* [GOAL]: Repeat each record below exactly as given.

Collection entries
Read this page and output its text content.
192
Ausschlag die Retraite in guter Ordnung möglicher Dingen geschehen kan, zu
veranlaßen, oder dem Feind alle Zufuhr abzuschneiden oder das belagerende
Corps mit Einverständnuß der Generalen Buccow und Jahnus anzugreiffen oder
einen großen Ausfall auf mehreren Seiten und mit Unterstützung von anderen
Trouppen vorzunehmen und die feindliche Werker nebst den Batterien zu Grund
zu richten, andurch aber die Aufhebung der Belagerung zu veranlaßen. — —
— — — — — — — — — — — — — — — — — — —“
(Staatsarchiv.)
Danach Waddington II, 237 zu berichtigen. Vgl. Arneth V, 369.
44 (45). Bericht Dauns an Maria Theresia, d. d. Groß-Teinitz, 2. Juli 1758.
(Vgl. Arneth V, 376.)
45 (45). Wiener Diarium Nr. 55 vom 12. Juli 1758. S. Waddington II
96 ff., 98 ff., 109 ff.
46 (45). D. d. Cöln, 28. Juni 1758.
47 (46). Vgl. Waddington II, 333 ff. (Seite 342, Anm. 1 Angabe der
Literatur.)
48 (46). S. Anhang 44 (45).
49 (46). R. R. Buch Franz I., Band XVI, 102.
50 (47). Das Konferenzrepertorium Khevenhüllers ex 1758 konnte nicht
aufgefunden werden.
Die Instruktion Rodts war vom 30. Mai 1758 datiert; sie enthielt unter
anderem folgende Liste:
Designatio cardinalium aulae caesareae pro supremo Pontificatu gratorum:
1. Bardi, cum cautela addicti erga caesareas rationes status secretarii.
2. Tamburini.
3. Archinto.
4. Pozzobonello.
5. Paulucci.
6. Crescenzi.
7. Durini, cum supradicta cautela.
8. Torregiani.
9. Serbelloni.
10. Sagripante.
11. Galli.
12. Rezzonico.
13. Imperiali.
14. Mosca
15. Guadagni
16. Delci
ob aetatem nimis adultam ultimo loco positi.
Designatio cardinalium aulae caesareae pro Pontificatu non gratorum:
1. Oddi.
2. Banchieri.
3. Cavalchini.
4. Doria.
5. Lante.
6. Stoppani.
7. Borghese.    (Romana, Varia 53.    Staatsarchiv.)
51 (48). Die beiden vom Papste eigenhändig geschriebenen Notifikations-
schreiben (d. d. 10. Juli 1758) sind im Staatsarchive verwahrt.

* [SOLUTION FOR THIS TASK]:
Read this page and output its text content.
192
Ausschlag die Retraite in guter Ordnung möglicher Dingen geschehen kan, zu
veranlaßen, oder dem Feind alle Zufuhr abzuschneiden oder das belagerende
Corps mit Einverständnuß der Generalen Buccow und Jahnus anzugreiffen oder
einen großen Ausfall auf mehreren Seiten und mit Unterstützung von anderen
Trouppen vorzunehmen und die feindliche Werker nebst den Batterien zu Grund
zu richten, andurch aber die Aufhebung der Belagerung zu veranlaßen. — —
— — — — — — — — — — — — — — — — — — —“
(Staatsarchiv.)
Danach Waddington II, 237 zu berichtigen. Vgl. Arneth V, 369.
44 (45). Bericht Dauns an Maria Theresia, d. d. Groß-Teinitz, 2. Juli 1758.
(Vgl. Arneth V, 376.)
45 (45). Wiener Diarium Nr. 55 vom 12. Juli 1758. S. Waddington II
96 ff., 98 ff., 109 ff.
46 (45). D. d. Cöln, 28. Juni 1758.
47 (46). Vgl. Waddington II, 333 ff. (Seite 342, Anm. 1 Angabe der
Literatur.)
48 (46). S. Anhang 44 (45).
49 (46). R. R. Buch Franz I., Band XVI, 102.
50 (47). Das Konferenzrepertorium Khevenhüllers ex 1758 konnte nicht
aufgefunden werden.
Die Instruktion Rodts war vom 30. Mai 1758 datiert; sie enthielt unter
anderem folgende Liste:
Designatio cardinalium aulae caesareae pro supremo Pontificatu gratorum:
1. Bardi, cum cautela addicti erga caesareas rationes status secretarii.
2. Tamburini.
3. Archinto.
4. Pozzobonello.
5. Paulucci.
6. Crescenzi.
7. Durini, cum supradicta cautela.
8. Torregiani.
9. Serbelloni.
10. Sagripante.
11. Galli.
12. Rezzonico.
13. Imperiali.
14. Mosca
15. Guadagni
16. Delci
ob aetatem nimis adultam ultimo loco positi.
Designatio cardinalium aulae caesareae pro Pontificatu non gratorum:
1. Oddi.
2. Banchieri.
3. Cavalchini.
4. Doria.
5. Lante.
6. Stoppani.
7. Borghese.    (Romana, Varia 53.    Staatsarchiv.)
51 (48). Die beiden vom Papste eigenhändig geschriebenen Notifikations-
schreiben (d. d. 10. Juli 1758) sind im Staatsarchive verwahrt.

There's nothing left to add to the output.